-- Begin Document segment --

In 1992, Patagonia Inc., an outdoor-apparel manufacturer based in Ventura, California, laid off 125 employees—20% of its work force—in an effort to correct inefficiencies created by aggressive and unchecked growth. Terri Wolfe, director of HR, says the extensive communication that surrounded the downsizing helped surviving employees focus their energies on rebuilding the company. They didn’t have to wonder why the company laid off certain people or why the company had to be restructured. All this information was clearly communicated at the time.


Acknowledge survivors’ emotional needs.
Unlike Compaq and Patagonia, few companies have the foresight or wherewithal to deflect the distressing onslaught of the survivor syndrome. More often, HR people have to quickly implement some type of triage for survivors, a process that starts with recognizing these survivors need emotional support.


According to Al Siebert, a Portland, Oregon-based organizational consultant and author of the book “The Survivor Personality,” managers aren’t aware a tremendous amount of emotional work needs to take place. This is because most managers have an internal locus of control. That is, they’re internally driven, self-motivated and accustomed to change. People in subordinate positions, however, are usually externally driven and comforted by routine. Managers, including those in HR, frequently overlook the fact that these employees aren’t naturally good survivors. “They just aren’t emotionally prepared to handle major disruptions,” Siebert says. To help employees adapt to the changing realities of the workplace, you must acknowledge their emotional upheaval and allow them to express their discontent.

-- End Document segment --
-- Begin Provided material --

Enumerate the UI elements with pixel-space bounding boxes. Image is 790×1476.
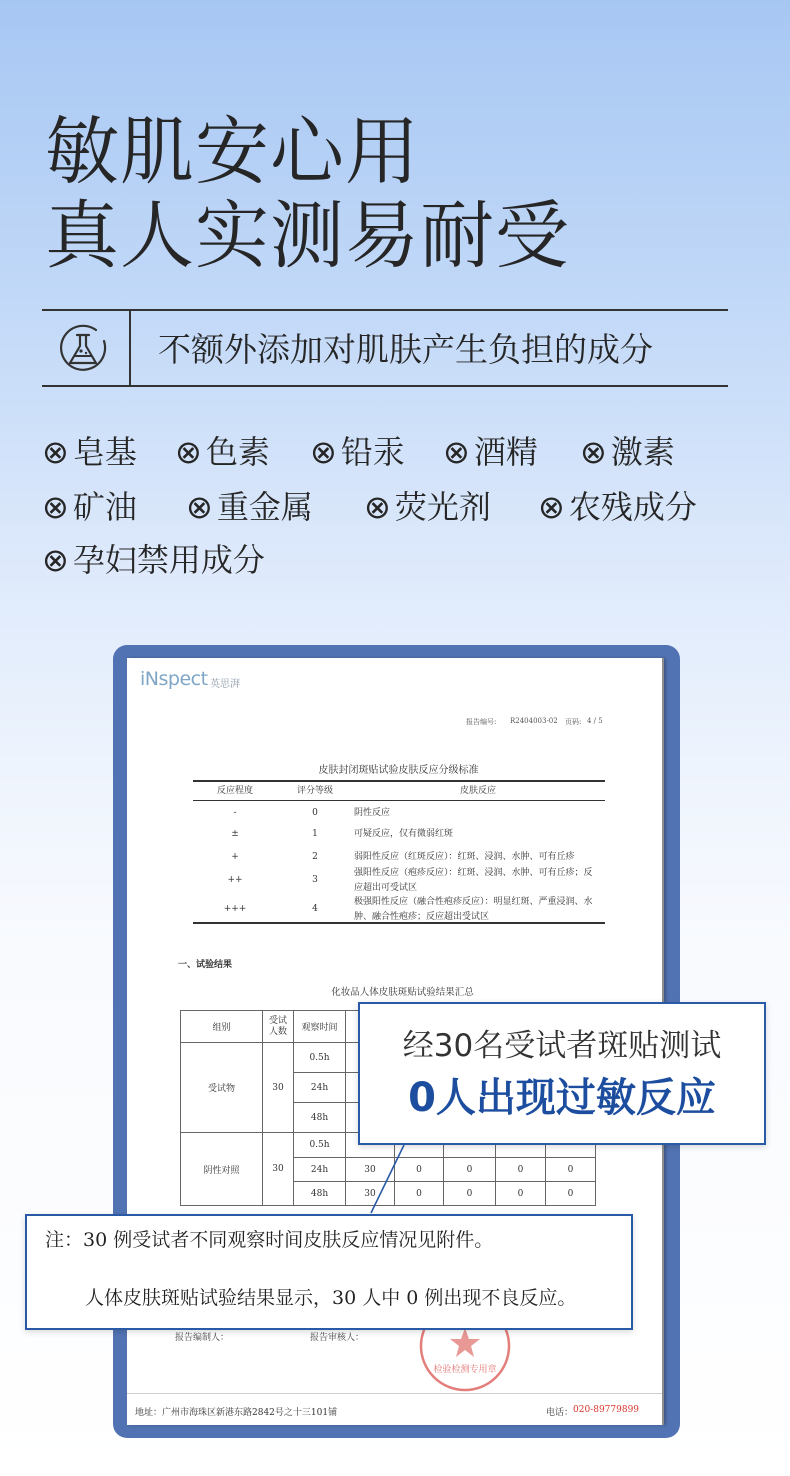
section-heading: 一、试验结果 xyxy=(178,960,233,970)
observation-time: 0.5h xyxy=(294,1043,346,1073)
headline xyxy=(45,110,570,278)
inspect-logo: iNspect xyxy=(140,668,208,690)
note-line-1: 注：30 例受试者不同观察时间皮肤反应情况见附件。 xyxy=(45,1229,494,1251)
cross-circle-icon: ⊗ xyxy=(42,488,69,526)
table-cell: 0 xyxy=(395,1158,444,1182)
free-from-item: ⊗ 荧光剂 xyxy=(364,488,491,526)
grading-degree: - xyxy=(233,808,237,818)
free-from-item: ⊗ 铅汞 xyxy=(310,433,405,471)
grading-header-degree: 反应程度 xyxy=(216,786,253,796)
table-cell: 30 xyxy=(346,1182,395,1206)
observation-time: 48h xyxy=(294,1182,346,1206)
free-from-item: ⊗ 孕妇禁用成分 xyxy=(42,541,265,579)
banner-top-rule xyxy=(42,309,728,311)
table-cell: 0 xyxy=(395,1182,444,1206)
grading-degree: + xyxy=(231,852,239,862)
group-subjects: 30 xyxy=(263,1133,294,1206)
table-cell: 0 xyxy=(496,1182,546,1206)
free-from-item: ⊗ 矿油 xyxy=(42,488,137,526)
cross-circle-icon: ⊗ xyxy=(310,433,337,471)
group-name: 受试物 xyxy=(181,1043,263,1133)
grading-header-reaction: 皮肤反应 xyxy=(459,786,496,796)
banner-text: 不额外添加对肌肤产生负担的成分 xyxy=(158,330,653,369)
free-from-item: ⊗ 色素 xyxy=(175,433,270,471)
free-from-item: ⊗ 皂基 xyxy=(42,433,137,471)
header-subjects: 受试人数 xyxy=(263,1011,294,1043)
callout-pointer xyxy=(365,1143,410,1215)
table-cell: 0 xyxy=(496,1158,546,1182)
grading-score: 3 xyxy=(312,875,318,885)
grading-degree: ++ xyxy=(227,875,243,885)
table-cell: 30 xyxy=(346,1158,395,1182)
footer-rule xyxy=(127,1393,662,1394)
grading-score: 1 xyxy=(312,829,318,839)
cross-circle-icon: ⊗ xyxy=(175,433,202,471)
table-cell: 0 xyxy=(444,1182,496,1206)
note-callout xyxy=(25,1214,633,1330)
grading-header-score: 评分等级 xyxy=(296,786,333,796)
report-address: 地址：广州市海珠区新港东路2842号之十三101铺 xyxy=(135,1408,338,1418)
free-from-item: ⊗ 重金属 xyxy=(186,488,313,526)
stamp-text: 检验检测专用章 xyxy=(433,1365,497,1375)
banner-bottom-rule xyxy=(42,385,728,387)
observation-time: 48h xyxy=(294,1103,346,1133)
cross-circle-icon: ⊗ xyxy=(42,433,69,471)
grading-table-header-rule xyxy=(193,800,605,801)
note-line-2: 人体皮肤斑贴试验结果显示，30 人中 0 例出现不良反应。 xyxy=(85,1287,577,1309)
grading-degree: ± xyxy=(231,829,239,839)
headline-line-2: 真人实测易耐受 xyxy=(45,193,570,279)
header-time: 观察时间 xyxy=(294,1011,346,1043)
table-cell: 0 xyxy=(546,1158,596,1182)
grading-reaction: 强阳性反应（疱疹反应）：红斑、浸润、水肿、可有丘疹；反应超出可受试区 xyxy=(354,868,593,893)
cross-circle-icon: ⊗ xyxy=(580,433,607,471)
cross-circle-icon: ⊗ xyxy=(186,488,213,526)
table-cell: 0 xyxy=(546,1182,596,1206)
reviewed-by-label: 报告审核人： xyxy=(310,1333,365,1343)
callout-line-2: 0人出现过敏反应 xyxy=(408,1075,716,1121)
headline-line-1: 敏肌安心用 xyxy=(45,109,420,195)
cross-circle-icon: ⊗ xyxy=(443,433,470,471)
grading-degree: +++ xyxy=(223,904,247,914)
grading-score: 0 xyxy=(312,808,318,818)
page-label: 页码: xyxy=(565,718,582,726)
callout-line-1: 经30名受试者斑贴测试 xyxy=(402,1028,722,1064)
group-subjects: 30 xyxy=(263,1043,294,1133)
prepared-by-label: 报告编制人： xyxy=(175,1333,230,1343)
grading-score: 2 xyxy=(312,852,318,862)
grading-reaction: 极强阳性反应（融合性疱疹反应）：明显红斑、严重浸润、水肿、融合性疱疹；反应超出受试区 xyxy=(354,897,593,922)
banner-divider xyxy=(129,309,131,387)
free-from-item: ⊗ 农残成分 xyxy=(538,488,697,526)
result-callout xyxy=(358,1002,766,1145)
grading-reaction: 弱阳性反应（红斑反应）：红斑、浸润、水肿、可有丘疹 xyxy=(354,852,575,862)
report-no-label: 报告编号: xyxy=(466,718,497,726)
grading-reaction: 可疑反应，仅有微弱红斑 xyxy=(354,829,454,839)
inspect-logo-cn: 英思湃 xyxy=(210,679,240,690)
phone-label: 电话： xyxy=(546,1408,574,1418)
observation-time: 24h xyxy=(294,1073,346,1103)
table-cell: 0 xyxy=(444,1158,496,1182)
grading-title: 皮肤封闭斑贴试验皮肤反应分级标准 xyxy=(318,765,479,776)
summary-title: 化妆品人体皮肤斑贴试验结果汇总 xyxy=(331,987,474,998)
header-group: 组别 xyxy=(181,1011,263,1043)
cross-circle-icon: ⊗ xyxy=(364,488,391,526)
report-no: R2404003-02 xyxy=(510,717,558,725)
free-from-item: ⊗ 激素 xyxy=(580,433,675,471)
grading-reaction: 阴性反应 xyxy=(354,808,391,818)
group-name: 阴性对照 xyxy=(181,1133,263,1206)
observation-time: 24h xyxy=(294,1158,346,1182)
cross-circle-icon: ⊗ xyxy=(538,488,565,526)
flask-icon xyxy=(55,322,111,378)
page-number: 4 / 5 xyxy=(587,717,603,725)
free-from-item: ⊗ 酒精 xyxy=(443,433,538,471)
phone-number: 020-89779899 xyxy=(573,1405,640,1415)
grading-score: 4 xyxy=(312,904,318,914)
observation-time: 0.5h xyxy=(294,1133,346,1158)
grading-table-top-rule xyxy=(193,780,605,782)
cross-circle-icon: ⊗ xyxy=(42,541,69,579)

-- End Provided material --

• Tasks for this exercise
[A] Answer these questions about the layoff text:
(i) How many employees did Patagonia lay off in 1992?
(ii) In which city is Patagonia based?
(iii) What is the title of Al Siebert's book?
[B] List every person and every company that the layoff text names.
[C] Repeat the layoff text word for word, starting at "In 1992, Patagonia" and ending at "need emotional support.".
Work from the text alone.

• Answers to the tasks
[A]
(i) 125 employees, which was 20% of its work force.
(ii) Ventura, California.
(iii) "The Survivor Personality"

[B] Patagonia Inc., Terri Wolfe, Compaq, Al Siebert

[C]
In 1992, Patagonia Inc., an outdoor-apparel manufacturer based in Ventura, California, laid off 125 employees—20% of its work force—in an effort to correct inefficiencies created by aggressive and unchecked growth. Terri Wolfe, director of HR, says the extensive communication that surrounded the downsizing helped surviving employees focus their energies on rebuilding the company. They didn’t have to wonder why the company laid off certain people or why the company had to be restructured. All this information was clearly communicated at the time.


Acknowledge survivors’ emotional needs.
Unlike Compaq and Patagonia, few companies have the foresight or wherewithal to deflect the distressing onslaught of the survivor syndrome. More often, HR people have to quickly implement some type of triage for survivors, a process that starts with recognizing these survivors need emotional support.